Task data:
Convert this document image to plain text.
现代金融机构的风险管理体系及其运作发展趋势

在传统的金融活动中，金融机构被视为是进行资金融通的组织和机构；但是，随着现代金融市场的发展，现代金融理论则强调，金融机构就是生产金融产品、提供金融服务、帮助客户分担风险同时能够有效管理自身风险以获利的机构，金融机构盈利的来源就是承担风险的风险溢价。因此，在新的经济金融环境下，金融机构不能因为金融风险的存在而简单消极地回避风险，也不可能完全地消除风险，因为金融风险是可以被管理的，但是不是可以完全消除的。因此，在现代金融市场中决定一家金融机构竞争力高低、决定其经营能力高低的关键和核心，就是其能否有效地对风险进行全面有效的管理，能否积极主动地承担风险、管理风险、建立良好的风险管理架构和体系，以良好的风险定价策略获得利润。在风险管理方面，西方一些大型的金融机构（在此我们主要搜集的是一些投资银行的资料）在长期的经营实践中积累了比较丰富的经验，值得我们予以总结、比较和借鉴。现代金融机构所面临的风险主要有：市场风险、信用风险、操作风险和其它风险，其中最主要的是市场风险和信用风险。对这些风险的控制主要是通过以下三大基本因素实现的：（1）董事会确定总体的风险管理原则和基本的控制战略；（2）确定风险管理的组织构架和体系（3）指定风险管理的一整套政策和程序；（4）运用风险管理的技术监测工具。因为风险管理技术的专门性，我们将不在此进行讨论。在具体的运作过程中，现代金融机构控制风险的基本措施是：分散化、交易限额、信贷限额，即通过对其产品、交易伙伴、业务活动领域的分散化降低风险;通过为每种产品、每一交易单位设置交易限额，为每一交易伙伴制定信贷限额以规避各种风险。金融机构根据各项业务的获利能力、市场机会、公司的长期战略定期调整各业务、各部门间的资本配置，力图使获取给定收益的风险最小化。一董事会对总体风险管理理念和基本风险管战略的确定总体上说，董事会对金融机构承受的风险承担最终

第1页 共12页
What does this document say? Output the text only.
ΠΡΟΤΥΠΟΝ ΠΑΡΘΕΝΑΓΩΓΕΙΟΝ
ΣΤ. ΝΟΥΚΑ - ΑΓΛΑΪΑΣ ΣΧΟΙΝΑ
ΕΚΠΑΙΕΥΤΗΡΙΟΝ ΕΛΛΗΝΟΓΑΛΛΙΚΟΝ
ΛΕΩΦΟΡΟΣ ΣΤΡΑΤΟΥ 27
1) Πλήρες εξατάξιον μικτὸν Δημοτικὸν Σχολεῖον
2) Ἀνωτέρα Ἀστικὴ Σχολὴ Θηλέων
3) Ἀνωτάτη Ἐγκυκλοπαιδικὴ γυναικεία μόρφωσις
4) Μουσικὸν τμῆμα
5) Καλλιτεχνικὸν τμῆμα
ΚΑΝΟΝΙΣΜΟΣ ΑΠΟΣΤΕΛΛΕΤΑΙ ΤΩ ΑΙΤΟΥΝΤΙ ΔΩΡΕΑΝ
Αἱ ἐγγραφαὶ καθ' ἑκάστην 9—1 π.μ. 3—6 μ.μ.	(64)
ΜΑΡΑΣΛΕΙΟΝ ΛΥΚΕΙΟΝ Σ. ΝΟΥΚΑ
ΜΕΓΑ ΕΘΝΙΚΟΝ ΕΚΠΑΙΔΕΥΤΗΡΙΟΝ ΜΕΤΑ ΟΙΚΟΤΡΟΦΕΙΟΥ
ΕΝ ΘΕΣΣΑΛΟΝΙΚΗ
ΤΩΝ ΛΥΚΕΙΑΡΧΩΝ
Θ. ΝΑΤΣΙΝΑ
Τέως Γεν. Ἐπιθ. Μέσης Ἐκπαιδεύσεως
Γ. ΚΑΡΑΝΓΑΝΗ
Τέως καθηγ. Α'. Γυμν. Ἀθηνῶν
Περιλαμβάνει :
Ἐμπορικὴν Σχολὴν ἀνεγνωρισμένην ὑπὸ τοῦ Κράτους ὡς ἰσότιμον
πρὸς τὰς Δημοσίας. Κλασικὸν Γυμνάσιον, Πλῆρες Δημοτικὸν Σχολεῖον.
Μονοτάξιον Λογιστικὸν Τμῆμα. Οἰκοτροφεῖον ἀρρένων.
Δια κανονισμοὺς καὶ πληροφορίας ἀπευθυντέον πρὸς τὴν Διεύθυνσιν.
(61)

Your goal:
Scan the records above for the string "text", then report every line that contains it.

Response to the exercise:
Convert this document image to plain text.
What does this document say? Output the text only.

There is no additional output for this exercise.